▶ DATA SUPPLIED:
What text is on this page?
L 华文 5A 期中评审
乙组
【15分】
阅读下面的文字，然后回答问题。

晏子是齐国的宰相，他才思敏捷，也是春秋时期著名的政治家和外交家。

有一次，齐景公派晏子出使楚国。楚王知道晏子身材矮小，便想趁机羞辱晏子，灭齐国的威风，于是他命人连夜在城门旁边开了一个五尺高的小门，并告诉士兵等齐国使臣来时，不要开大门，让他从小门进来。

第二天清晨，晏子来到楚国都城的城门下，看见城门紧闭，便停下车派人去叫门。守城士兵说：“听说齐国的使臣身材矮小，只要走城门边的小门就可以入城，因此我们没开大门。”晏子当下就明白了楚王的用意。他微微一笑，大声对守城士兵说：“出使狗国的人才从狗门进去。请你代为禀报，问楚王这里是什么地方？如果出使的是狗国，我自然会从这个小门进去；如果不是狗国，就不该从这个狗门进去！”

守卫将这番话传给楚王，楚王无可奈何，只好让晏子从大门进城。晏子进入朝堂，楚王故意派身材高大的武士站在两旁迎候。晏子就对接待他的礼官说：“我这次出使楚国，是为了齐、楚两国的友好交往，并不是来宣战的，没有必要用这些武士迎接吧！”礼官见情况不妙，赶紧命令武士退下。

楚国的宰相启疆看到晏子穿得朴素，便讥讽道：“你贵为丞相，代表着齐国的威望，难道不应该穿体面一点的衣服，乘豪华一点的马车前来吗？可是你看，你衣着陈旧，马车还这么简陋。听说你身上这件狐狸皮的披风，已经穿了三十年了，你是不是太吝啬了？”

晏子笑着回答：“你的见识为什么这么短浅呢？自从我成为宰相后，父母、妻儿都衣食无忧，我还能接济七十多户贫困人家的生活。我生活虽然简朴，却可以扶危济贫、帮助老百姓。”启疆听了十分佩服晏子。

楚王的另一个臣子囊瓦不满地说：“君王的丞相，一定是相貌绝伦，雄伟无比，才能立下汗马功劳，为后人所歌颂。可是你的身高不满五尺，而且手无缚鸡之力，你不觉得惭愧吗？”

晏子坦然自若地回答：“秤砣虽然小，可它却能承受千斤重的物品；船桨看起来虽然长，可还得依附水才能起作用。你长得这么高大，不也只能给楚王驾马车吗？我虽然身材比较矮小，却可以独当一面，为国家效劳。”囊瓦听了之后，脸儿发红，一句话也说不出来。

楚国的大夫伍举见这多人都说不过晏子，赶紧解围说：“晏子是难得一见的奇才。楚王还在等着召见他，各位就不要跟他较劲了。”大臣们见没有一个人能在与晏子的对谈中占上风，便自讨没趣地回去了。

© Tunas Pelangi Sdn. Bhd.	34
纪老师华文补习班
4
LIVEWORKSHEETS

▶ WHAT THIS TASK INVOLVES: Each line above must be printed exactly as it appears.

▶ RESPONSE FOR THIS EXERCISE:
What text is on this page?
L 华文 5A 期中评审
乙组
【15分】
阅读下面的文字，然后回答问题。

晏子是齐国的宰相，他才思敏捷，也是春秋时期著名的政治家和外交家。

有一次，齐景公派晏子出使楚国。楚王知道晏子身材矮小，便想趁机羞辱晏子，灭齐国的威风，于是他命人连夜在城门旁边开了一个五尺高的小门，并告诉士兵等齐国使臣来时，不要开大门，让他从小门进来。

第二天清晨，晏子来到楚国都城的城门下，看见城门紧闭，便停下车派人去叫门。守城士兵说：“听说齐国的使臣身材矮小，只要走城门边的小门就可以入城，因此我们没开大门。”晏子当下就明白了楚王的用意。他微微一笑，大声对守城士兵说：“出使狗国的人才从狗门进去。请你代为禀报，问楚王这里是什么地方？如果出使的是狗国，我自然会从这个小门进去；如果不是狗国，就不该从这个狗门进去！”

守卫将这番话传给楚王，楚王无可奈何，只好让晏子从大门进城。晏子进入朝堂，楚王故意派身材高大的武士站在两旁迎候。晏子就对接待他的礼官说：“我这次出使楚国，是为了齐、楚两国的友好交往，并不是来宣战的，没有必要用这些武士迎接吧！”礼官见情况不妙，赶紧命令武士退下。

楚国的宰相启疆看到晏子穿得朴素，便讥讽道：“你贵为丞相，代表着齐国的威望，难道不应该穿体面一点的衣服，乘豪华一点的马车前来吗？可是你看，你衣着陈旧，马车还这么简陋。听说你身上这件狐狸皮的披风，已经穿了三十年了，你是不是太吝啬了？”

晏子笑着回答：“你的见识为什么这么短浅呢？自从我成为宰相后，父母、妻儿都衣食无忧，我还能接济七十多户贫困人家的生活。我生活虽然简朴，却可以扶危济贫、帮助老百姓。”启疆听了十分佩服晏子。

楚王的另一个臣子囊瓦不满地说：“君王的丞相，一定是相貌绝伦，雄伟无比，才能立下汗马功劳，为后人所歌颂。可是你的身高不满五尺，而且手无缚鸡之力，你不觉得惭愧吗？”

晏子坦然自若地回答：“秤砣虽然小，可它却能承受千斤重的物品；船桨看起来虽然长，可还得依附水才能起作用。你长得这么高大，不也只能给楚王驾马车吗？我虽然身材比较矮小，却可以独当一面，为国家效劳。”囊瓦听了之后，脸儿发红，一句话也说不出来。

楚国的大夫伍举见这多人都说不过晏子，赶紧解围说：“晏子是难得一见的奇才。楚王还在等着召见他，各位就不要跟他较劲了。”大臣们见没有一个人能在与晏子的对谈中占上风，便自讨没趣地回去了。

© Tunas Pelangi Sdn. Bhd.	34
纪老师华文补习班
4
LIVEWORKSHEETS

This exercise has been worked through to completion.